Exercise instructions -
Determine the number of lines that have the string "Perusahaan" in them, and give only that number.

Records provided -
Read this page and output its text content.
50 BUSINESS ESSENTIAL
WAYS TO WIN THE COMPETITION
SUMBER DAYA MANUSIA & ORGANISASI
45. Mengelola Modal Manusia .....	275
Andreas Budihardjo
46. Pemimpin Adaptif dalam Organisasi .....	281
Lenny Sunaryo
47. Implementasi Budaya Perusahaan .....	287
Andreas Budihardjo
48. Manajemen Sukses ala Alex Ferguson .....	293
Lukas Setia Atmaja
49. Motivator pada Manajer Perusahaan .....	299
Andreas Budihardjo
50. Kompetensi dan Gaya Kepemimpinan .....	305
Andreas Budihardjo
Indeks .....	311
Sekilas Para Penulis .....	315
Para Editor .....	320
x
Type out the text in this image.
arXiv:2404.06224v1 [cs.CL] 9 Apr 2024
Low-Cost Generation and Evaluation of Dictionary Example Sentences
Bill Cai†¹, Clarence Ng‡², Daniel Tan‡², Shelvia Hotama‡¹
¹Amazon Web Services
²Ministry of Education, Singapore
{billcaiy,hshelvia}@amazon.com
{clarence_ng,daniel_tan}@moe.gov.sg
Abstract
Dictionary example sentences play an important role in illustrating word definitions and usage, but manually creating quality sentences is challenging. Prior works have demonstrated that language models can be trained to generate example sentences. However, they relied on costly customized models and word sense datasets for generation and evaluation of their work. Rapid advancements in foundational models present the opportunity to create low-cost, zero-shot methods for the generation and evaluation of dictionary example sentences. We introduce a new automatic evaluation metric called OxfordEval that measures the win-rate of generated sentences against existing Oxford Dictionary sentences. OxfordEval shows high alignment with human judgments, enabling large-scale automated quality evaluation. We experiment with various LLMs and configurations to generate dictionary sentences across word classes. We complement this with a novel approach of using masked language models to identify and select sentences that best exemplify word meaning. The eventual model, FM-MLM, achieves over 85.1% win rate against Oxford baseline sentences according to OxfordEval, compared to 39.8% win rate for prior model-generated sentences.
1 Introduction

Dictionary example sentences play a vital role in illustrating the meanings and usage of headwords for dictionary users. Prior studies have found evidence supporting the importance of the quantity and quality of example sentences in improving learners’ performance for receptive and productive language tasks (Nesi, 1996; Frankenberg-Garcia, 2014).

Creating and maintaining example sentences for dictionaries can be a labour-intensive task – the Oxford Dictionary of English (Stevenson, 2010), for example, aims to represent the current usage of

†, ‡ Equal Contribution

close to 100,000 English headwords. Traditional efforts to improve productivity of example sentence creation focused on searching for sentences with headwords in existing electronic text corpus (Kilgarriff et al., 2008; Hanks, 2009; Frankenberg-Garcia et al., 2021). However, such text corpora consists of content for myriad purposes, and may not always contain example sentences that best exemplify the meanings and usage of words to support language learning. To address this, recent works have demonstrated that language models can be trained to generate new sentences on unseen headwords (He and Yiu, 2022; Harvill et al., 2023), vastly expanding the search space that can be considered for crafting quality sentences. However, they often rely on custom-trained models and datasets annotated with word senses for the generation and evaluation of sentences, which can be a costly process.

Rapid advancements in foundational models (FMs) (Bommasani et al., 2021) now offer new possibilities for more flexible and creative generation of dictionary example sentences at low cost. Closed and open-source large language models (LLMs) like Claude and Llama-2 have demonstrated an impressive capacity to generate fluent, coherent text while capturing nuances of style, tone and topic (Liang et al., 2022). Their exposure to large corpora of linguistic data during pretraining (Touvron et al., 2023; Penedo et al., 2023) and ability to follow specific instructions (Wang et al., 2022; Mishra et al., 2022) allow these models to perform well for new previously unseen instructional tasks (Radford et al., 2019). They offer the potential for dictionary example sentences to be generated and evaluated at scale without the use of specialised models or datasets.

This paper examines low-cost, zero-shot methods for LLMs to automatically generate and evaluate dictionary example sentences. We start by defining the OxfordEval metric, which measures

Result -
2